Objective - Below are some records; repeat them all exactly, minus the pictures.

Materials provided -

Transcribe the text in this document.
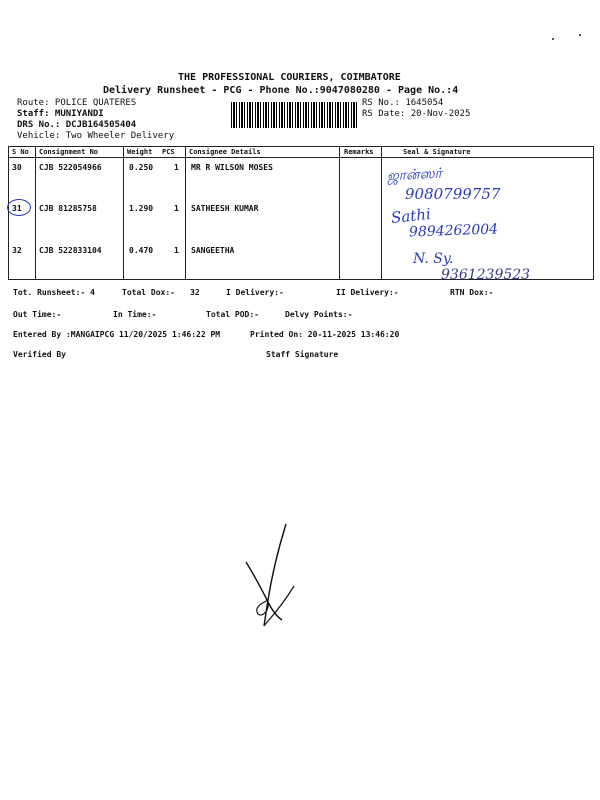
THE PROFESSIONAL COURIERS, COIMBATORE
Delivery Runsheet - PCG - Phone No.:9047080280 - Page No.:4
Route: POLICE QUATERES
Staff: MUNIYANDI
DRS No.: DCJB164505404
Vehicle: Two Wheeler Delivery
RS No.: 1645054
RS Date: 20-Nov-2025
S No Consignment No	Weight PCS Consignee Details	Remarks	Seal & Signature
30 CJB 522054966	0.250	1 MR R WILSON MOSES
31 CJB 81285758	1.290	1 SATHEESH KUMAR
32 CJB 522833104	0.470	1 SANGEETHA
ஜான்ஸர்
9080799757
Sathi
9894262004
N. Sy.
9361239523
Tot. Runsheet:- 4	Total Dox:- 32	I Delivery:-	II Delivery:-	RTN Dox:-
Out Time:-	In Time:-	Total POD:-	Delvy Points:-
Entered By :MANGAIPCG 11/20/2025 1:46:22 PM	Printed On: 20-11-2025 13:46:20
Verified By	Staff Signature
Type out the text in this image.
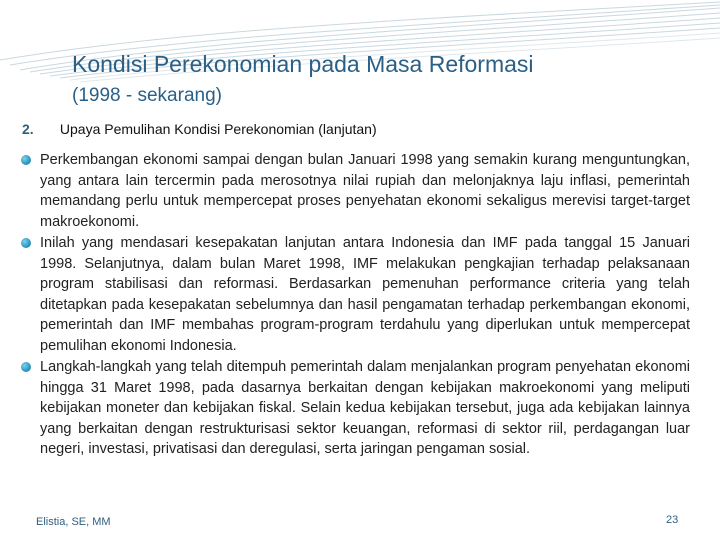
Kondisi Perekonomian pada Masa Reformasi
(1998 - sekarang)
2. Upaya Pemulihan Kondisi Perekonomian (lanjutan)
Perkembangan ekonomi sampai dengan bulan Januari 1998 yang semakin kurang menguntungkan, yang antara lain tercermin pada merosotnya nilai rupiah dan melonjaknya laju inflasi, pemerintah memandang perlu untuk mempercepat proses penyehatan ekonomi sekaligus merevisi target-target makroekonomi.
Inilah yang mendasari kesepakatan lanjutan antara Indonesia dan IMF pada tanggal 15 Januari 1998. Selanjutnya, dalam bulan Maret 1998, IMF melakukan pengkajian terhadap pelaksanaan program stabilisasi dan reformasi. Berdasarkan pemenuhan performance criteria yang telah ditetapkan pada kesepakatan sebelumnya dan hasil pengamatan terhadap perkembangan ekonomi, pemerintah dan IMF membahas program-program terdahulu yang diperlukan untuk mempercepat pemulihan ekonomi Indonesia.
Langkah-langkah yang telah ditempuh pemerintah dalam menjalankan program penyehatan ekonomi hingga 31 Maret 1998, pada dasarnya berkaitan dengan kebijakan makroekonomi yang meliputi kebijakan moneter dan kebijakan fiskal. Selain kedua kebijakan tersebut, juga ada kebijakan lainnya yang berkaitan dengan restrukturisasi sektor keuangan, reformasi di sektor riil, perdagangan luar negeri, investasi, privatisasi dan deregulasi, serta jaringan pengaman sosial.
Elistia, SE, MM	23
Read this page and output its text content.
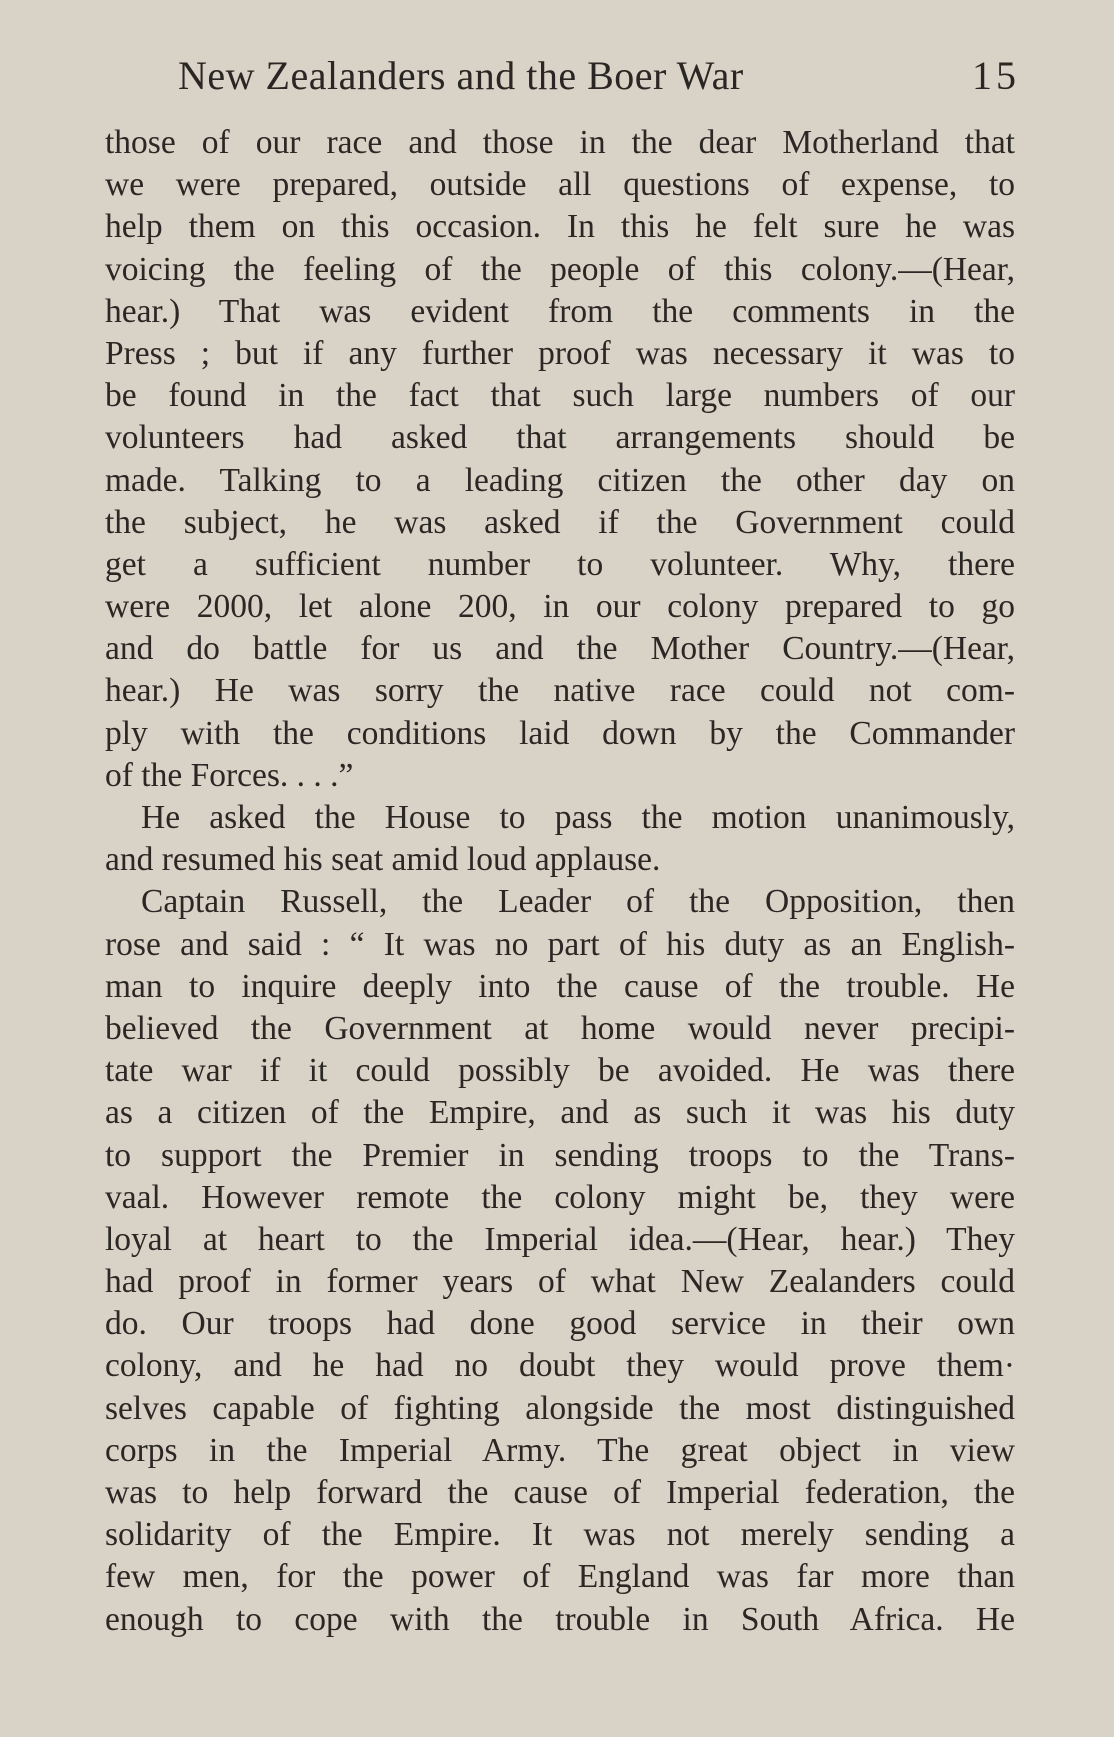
New Zealanders and the Boer War	15
those of our race and those in the dear Motherland that
we were prepared, outside all questions of expense, to
help them on this occasion. In this he felt sure he was
voicing the feeling of the people of this colony.—(Hear,
hear.) That was evident from the comments in the
Press ; but if any further proof was necessary it was to
be found in the fact that such large numbers of our
volunteers had asked that arrangements should be
made. Talking to a leading citizen the other day on
the subject, he was asked if the Government could
get a sufficient number to volunteer. Why, there
were 2000, let alone 200, in our colony prepared to go
and do battle for us and the Mother Country.—(Hear,
hear.) He was sorry the native race could not com-
ply with the conditions laid down by the Commander
of the Forces. . . .”
He asked the House to pass the motion unanimously,
and resumed his seat amid loud applause.
Captain Russell, the Leader of the Opposition, then
rose and said : “ It was no part of his duty as an English-
man to inquire deeply into the cause of the trouble. He
believed the Government at home would never precipi-
tate war if it could possibly be avoided. He was there
as a citizen of the Empire, and as such it was his duty
to support the Premier in sending troops to the Trans-
vaal. However remote the colony might be, they were
loyal at heart to the Imperial idea.—(Hear, hear.) They
had proof in former years of what New Zealanders could
do. Our troops had done good service in their own
colony, and he had no doubt they would prove them·
selves capable of fighting alongside the most distinguished
corps in the Imperial Army. The great object in view
was to help forward the cause of Imperial federation, the
solidarity of the Empire. It was not merely sending a
few men, for the power of England was far more than
enough to cope with the trouble in South Africa. He
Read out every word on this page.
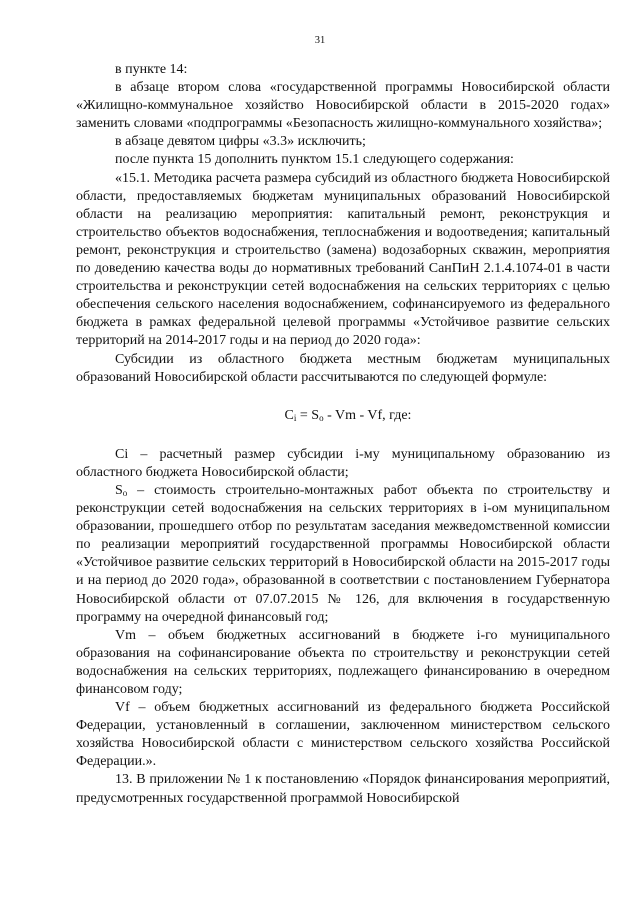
31

в пункте 14:

в абзаце втором слова «государственной программы Новосибирской области «Жилищно-коммунальное хозяйство Новосибирской области в 2015-2020 годах» заменить словами «подпрограммы «Безопасность жилищно-коммунального хозяйства»;

в абзаце девятом цифры «3.3» исключить;

после пункта 15 дополнить пунктом 15.1 следующего содержания:

«15.1. Методика расчета размера субсидий из областного бюджета Новосибирской области, предоставляемых бюджетам муниципальных образований Новосибирской области на реализацию мероприятия: капитальный ремонт, реконструкция и строительство объектов водоснабжения, теплоснабжения и водоотведения; капитальный ремонт, реконструкция и строительство (замена) водозаборных скважин, мероприятия по доведению качества воды до нормативных требований СанПиН 2.1.4.1074-01 в части строительства и реконструкции сетей водоснабжения на сельских территориях с целью обеспечения сельского населения водоснабжением, софинансируемого из федерального бюджета в рамках федеральной целевой программы «Устойчивое развитие сельских территорий на 2014-2017 годы и на период до 2020 года»:

Субсидии из областного бюджета местным бюджетам муниципальных образований Новосибирской области рассчитываются по следующей формуле:

$C_i = S_o - Vm - Vf$, где:

Ci – расчетный размер субсидии i-му муниципальному образованию из областного бюджета Новосибирской области;

$S_o$ – стоимость строительно-монтажных работ объекта по строительству и реконструкции сетей водоснабжения на сельских территориях в i-ом муниципальном образовании, прошедшего отбор по результатам заседания межведомственной комиссии по реализации мероприятий государственной программы Новосибирской области «Устойчивое развитие сельских территорий в Новосибирской области на 2015-2017 годы и на период до 2020 года», образованной в соответствии с постановлением Губернатора Новосибирской области от 07.07.2015 № 126, для включения в государственную программу на очередной финансовый год;

Vm – объем бюджетных ассигнований в бюджете i-го муниципального образования на софинансирование объекта по строительству и реконструкции сетей водоснабжения на сельских территориях, подлежащего финансированию в очередном финансовом году;

Vf – объем бюджетных ассигнований из федерального бюджета Российской Федерации, установленный в соглашении, заключенном министерством сельского хозяйства Новосибирской области с министерством сельского хозяйства Российской Федерации.».

13. В приложении № 1 к постановлению «Порядок финансирования мероприятий, предусмотренных государственной программой Новосибирской
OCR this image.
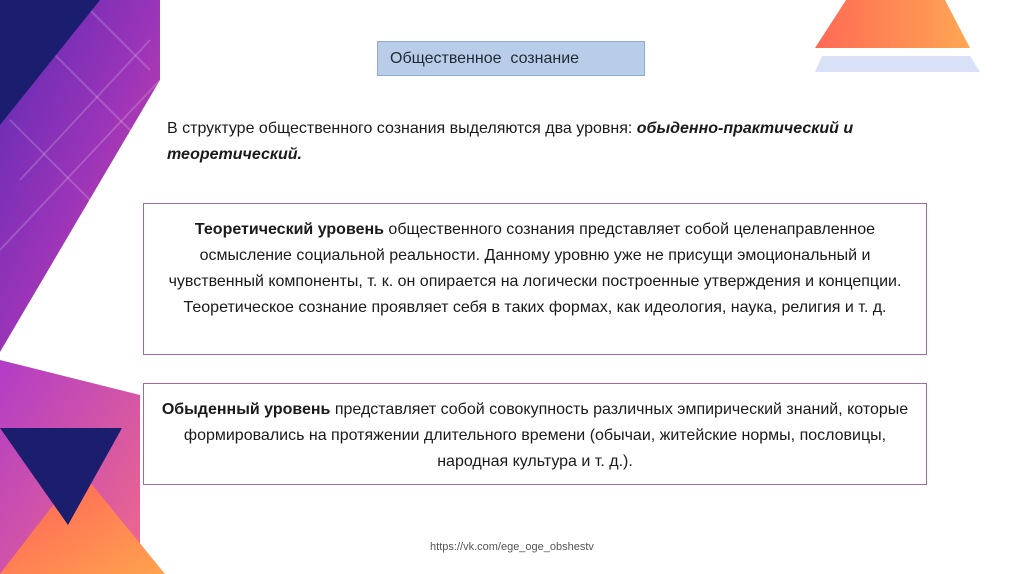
Общественное  сознание
В структуре общественного сознания выделяются два уровня: обыденно-практический и теоретический.
Теоретический уровень общественного сознания представляет собой целенаправленное осмысление социальной реальности. Данному уровню уже не присущи эмоциональный и чувственный компоненты, т. к. он опирается на логически построенные утверждения и концепции. Теоретическое сознание проявляет себя в таких формах, как идеология, наука, религия и т. д.
Обыденный уровень представляет собой совокупность различных эмпирический знаний, которые формировались на протяжении длительного времени (обычаи, житейские нормы, пословицы, народная культура и т. д.).
https://vk.com/ege_oge_obshestv
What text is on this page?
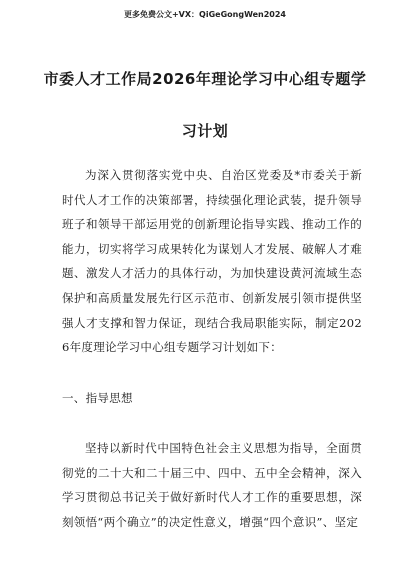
更多免费公文+VX：QiGeGongWen2024
市委人才工作局2026年理论学习中心组专题学
习计划
为深入贯彻落实党中央、自治区党委及*市委关于新时代人才工作的决策部署，持续强化理论武装，提升领导班子和领导干部运用党的创新理论指导实践、推动工作的能力，切实将学习成果转化为谋划人才发展、破解人才难题、激发人才活力的具体行动，为加快建设黄河流域生态保护和高质量发展先行区示范市、创新发展引领市提供坚强人才支撑和智力保证，现结合我局职能实际，制定2026年度理论学习中心组专题学习计划如下：
一、指导思想
坚持以新时代中国特色社会主义思想为指导，全面贯彻党的二十大和二十届三中、四中、五中全会精神，深入学习贯彻总书记关于做好新时代人才工作的重要思想，深刻领悟“两个确立”的决定性意义，增强“四个意识”、坚定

Output -
Transcribe the text in this document.
THE PROFESSIONAL COURIERS, COIMBATORE
Delivery Runsheet - PCG - Phone No.:9047080280 - Page No.:4
Route: POLICE QUATERES
Staff: MUNIYANDI
DRS No.: DCJB164505404
Vehicle: Two Wheeler Delivery
RS No.: 1645054
RS Date: 20-Nov-2025
S No Consignment No	Weight PCS Consignee Details	Remarks	Seal & Signature
30 CJB 522054966	0.250	1 MR R WILSON MOSES
31 CJB 81285758	1.290	1 SATHEESH KUMAR
32 CJB 522833104	0.470	1 SANGEETHA
ஜான்ஸர்
9080799757
Sathi
9894262004
N. Sy.
9361239523
Tot. Runsheet:- 4	Total Dox:- 32	I Delivery:-	II Delivery:-	RTN Dox:-
Out Time:-	In Time:-	Total POD:-	Delvy Points:-
Entered By :MANGAIPCG 11/20/2025 1:46:22 PM	Printed On: 20-11-2025 13:46:20
Verified By	Staff Signature
Type out the text in this image.
Kondisi Perekonomian pada Masa Reformasi
(1998 - sekarang)
2. Upaya Pemulihan Kondisi Perekonomian (lanjutan)
Perkembangan ekonomi sampai dengan bulan Januari 1998 yang semakin kurang menguntungkan, yang antara lain tercermin pada merosotnya nilai rupiah dan melonjaknya laju inflasi, pemerintah memandang perlu untuk mempercepat proses penyehatan ekonomi sekaligus merevisi target-target makroekonomi.
Inilah yang mendasari kesepakatan lanjutan antara Indonesia dan IMF pada tanggal 15 Januari 1998. Selanjutnya, dalam bulan Maret 1998, IMF melakukan pengkajian terhadap pelaksanaan program stabilisasi dan reformasi. Berdasarkan pemenuhan performance criteria yang telah ditetapkan pada kesepakatan sebelumnya dan hasil pengamatan terhadap perkembangan ekonomi, pemerintah dan IMF membahas program-program terdahulu yang diperlukan untuk mempercepat pemulihan ekonomi Indonesia.
Langkah-langkah yang telah ditempuh pemerintah dalam menjalankan program penyehatan ekonomi hingga 31 Maret 1998, pada dasarnya berkaitan dengan kebijakan makroekonomi yang meliputi kebijakan moneter dan kebijakan fiskal. Selain kedua kebijakan tersebut, juga ada kebijakan lainnya yang berkaitan dengan restrukturisasi sektor keuangan, reformasi di sektor riil, perdagangan luar negeri, investasi, privatisasi dan deregulasi, serta jaringan pengaman sosial.
Elistia, SE, MM	23
Read this page and output its text content.
New Zealanders and the Boer War	15
those of our race and those in the dear Motherland that
we were prepared, outside all questions of expense, to
help them on this occasion. In this he felt sure he was
voicing the feeling of the people of this colony.—(Hear,
hear.) That was evident from the comments in the
Press ; but if any further proof was necessary it was to
be found in the fact that such large numbers of our
volunteers had asked that arrangements should be
made. Talking to a leading citizen the other day on
the subject, he was asked if the Government could
get a sufficient number to volunteer. Why, there
were 2000, let alone 200, in our colony prepared to go
and do battle for us and the Mother Country.—(Hear,
hear.) He was sorry the native race could not com-
ply with the conditions laid down by the Commander
of the Forces. . . .”
He asked the House to pass the motion unanimously,
and resumed his seat amid loud applause.
Captain Russell, the Leader of the Opposition, then
rose and said : “ It was no part of his duty as an English-
man to inquire deeply into the cause of the trouble. He
believed the Government at home would never precipi-
tate war if it could possibly be avoided. He was there
as a citizen of the Empire, and as such it was his duty
to support the Premier in sending troops to the Trans-
vaal. However remote the colony might be, they were
loyal at heart to the Imperial idea.—(Hear, hear.) They
had proof in former years of what New Zealanders could
do. Our troops had done good service in their own
colony, and he had no doubt they would prove them·
selves capable of fighting alongside the most distinguished
corps in the Imperial Army. The great object in view
was to help forward the cause of Imperial federation, the
solidarity of the Empire. It was not merely sending a
few men, for the power of England was far more than
enough to cope with the trouble in South Africa. He
Read out every word on this page.
31

в пункте 14:

в абзаце втором слова «государственной программы Новосибирской области «Жилищно-коммунальное хозяйство Новосибирской области в 2015-2020 годах» заменить словами «подпрограммы «Безопасность жилищно-коммунального хозяйства»;

в абзаце девятом цифры «3.3» исключить;

после пункта 15 дополнить пунктом 15.1 следующего содержания:

«15.1. Методика расчета размера субсидий из областного бюджета Новосибирской области, предоставляемых бюджетам муниципальных образований Новосибирской области на реализацию мероприятия: капитальный ремонт, реконструкция и строительство объектов водоснабжения, теплоснабжения и водоотведения; капитальный ремонт, реконструкция и строительство (замена) водозаборных скважин, мероприятия по доведению качества воды до нормативных требований СанПиН 2.1.4.1074-01 в части строительства и реконструкции сетей водоснабжения на сельских территориях с целью обеспечения сельского населения водоснабжением, софинансируемого из федерального бюджета в рамках федеральной целевой программы «Устойчивое развитие сельских территорий на 2014-2017 годы и на период до 2020 года»:

Субсидии из областного бюджета местным бюджетам муниципальных образований Новосибирской области рассчитываются по следующей формуле:

$C_i = S_o - Vm - Vf$, где:

Ci – расчетный размер субсидии i-му муниципальному образованию из областного бюджета Новосибирской области;

$S_o$ – стоимость строительно-монтажных работ объекта по строительству и реконструкции сетей водоснабжения на сельских территориях в i-ом муниципальном образовании, прошедшего отбор по результатам заседания межведомственной комиссии по реализации мероприятий государственной программы Новосибирской области «Устойчивое развитие сельских территорий в Новосибирской области на 2015-2017 годы и на период до 2020 года», образованной в соответствии с постановлением Губернатора Новосибирской области от 07.07.2015 № 126, для включения в государственную программу на очередной финансовый год;

Vm – объем бюджетных ассигнований в бюджете i-го муниципального образования на софинансирование объекта по строительству и реконструкции сетей водоснабжения на сельских территориях, подлежащего финансированию в очередном финансовом году;

Vf – объем бюджетных ассигнований из федерального бюджета Российской Федерации, установленный в соглашении, заключенном министерством сельского хозяйства Новосибирской области с министерством сельского хозяйства Российской Федерации.».

13. В приложении № 1 к постановлению «Порядок финансирования мероприятий, предусмотренных государственной программой Новосибирской
OCR this image.
Общественное  сознание
В структуре общественного сознания выделяются два уровня: обыденно-практический и теоретический.
Теоретический уровень общественного сознания представляет собой целенаправленное осмысление социальной реальности. Данному уровню уже не присущи эмоциональный и чувственный компоненты, т. к. он опирается на логически построенные утверждения и концепции. Теоретическое сознание проявляет себя в таких формах, как идеология, наука, религия и т. д.
Обыденный уровень представляет собой совокупность различных эмпирический знаний, которые формировались на протяжении длительного времени (обычаи, житейские нормы, пословицы, народная культура и т. д.).
https://vk.com/ege_oge_obshestv
What text is on this page?
更多免费公文+VX：QiGeGongWen2024
市委人才工作局2026年理论学习中心组专题学
习计划
为深入贯彻落实党中央、自治区党委及*市委关于新时代人才工作的决策部署，持续强化理论武装，提升领导班子和领导干部运用党的创新理论指导实践、推动工作的能力，切实将学习成果转化为谋划人才发展、破解人才难题、激发人才活力的具体行动，为加快建设黄河流域生态保护和高质量发展先行区示范市、创新发展引领市提供坚强人才支撑和智力保证，现结合我局职能实际，制定2026年度理论学习中心组专题学习计划如下：
一、指导思想
坚持以新时代中国特色社会主义思想为指导，全面贯彻党的二十大和二十届三中、四中、五中全会精神，深入学习贯彻总书记关于做好新时代人才工作的重要思想，深刻领悟“两个确立”的决定性意义，增强“四个意识”、坚定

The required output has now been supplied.